▸ Task to carry out
Gather every line below where "jour" appears.

▸ Supplied records
<<<<
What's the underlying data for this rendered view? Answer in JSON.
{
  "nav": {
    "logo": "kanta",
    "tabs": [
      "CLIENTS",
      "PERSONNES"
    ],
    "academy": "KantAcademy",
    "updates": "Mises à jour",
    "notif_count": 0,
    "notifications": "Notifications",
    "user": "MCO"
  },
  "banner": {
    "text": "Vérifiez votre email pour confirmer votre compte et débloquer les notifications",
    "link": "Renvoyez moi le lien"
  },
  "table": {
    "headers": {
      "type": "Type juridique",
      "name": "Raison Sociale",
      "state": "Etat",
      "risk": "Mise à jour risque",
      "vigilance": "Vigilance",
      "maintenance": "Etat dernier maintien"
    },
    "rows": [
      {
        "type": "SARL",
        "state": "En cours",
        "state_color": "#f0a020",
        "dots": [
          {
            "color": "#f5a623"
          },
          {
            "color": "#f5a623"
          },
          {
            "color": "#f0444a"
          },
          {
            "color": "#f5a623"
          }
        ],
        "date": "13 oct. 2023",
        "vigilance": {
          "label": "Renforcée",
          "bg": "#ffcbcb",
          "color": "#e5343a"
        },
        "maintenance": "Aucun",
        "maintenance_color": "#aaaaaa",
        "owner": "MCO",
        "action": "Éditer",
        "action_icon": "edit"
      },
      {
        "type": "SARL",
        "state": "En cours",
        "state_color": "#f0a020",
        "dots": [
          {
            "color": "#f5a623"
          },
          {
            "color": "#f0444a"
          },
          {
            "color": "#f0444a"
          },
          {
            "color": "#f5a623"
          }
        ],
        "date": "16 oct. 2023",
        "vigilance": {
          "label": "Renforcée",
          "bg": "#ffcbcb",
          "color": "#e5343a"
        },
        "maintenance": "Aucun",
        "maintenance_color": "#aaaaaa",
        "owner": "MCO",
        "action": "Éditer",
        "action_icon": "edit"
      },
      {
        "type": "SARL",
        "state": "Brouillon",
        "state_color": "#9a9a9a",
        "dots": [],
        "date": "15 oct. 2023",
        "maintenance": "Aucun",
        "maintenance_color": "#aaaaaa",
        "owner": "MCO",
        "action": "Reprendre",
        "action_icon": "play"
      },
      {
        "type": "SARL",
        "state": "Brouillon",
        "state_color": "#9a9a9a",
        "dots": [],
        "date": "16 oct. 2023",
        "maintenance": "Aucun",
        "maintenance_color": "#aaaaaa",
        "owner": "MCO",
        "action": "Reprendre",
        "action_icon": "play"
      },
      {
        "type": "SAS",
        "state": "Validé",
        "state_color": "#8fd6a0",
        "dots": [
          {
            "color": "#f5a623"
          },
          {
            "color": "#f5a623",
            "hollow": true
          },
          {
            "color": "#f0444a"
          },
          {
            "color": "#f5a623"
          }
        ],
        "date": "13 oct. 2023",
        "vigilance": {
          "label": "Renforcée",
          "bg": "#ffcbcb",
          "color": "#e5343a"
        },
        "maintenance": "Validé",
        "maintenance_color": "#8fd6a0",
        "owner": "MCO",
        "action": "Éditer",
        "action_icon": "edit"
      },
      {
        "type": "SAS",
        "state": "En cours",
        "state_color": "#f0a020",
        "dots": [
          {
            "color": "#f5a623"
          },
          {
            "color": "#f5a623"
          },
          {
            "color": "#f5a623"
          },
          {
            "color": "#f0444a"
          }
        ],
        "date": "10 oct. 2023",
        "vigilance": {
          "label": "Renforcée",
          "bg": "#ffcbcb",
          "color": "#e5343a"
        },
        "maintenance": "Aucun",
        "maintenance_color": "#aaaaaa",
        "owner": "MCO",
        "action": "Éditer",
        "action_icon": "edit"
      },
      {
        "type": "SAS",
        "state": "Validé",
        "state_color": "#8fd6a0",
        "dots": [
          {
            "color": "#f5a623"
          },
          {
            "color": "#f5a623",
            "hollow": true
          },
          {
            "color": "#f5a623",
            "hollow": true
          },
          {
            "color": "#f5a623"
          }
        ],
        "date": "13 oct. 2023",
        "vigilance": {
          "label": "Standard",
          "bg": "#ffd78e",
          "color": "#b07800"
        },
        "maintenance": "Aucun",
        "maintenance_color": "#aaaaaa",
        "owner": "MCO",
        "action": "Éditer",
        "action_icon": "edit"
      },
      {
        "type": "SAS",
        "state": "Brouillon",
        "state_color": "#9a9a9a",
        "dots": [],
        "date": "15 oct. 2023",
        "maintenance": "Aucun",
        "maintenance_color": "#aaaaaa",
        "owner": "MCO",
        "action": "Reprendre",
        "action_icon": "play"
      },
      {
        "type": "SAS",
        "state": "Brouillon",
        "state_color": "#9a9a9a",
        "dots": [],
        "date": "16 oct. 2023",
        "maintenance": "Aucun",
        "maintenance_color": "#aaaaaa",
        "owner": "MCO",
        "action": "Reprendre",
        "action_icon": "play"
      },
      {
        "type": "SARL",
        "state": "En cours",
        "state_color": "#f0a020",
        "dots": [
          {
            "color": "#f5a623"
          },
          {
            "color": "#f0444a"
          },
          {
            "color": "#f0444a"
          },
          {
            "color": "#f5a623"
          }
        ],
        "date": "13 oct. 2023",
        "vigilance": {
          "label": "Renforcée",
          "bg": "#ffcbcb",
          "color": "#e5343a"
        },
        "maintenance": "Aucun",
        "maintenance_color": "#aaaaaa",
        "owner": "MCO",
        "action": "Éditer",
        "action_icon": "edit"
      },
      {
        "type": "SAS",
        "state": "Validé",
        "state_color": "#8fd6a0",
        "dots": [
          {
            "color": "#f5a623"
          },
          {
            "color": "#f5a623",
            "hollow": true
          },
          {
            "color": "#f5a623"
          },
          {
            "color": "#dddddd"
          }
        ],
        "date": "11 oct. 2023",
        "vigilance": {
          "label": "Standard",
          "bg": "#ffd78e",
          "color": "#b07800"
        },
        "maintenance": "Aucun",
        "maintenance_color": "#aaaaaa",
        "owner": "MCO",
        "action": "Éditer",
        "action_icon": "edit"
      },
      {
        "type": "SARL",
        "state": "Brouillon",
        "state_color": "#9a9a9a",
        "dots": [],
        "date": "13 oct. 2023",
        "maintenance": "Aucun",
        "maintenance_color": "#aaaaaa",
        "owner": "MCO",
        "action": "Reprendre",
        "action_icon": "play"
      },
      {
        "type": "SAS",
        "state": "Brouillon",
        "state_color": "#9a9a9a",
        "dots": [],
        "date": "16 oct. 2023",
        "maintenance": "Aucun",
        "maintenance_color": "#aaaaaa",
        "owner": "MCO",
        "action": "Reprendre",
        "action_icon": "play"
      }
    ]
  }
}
>>>>
▸ Full answer
    "updates": "Mises à jour",
      "risk": "Mise à jour risque",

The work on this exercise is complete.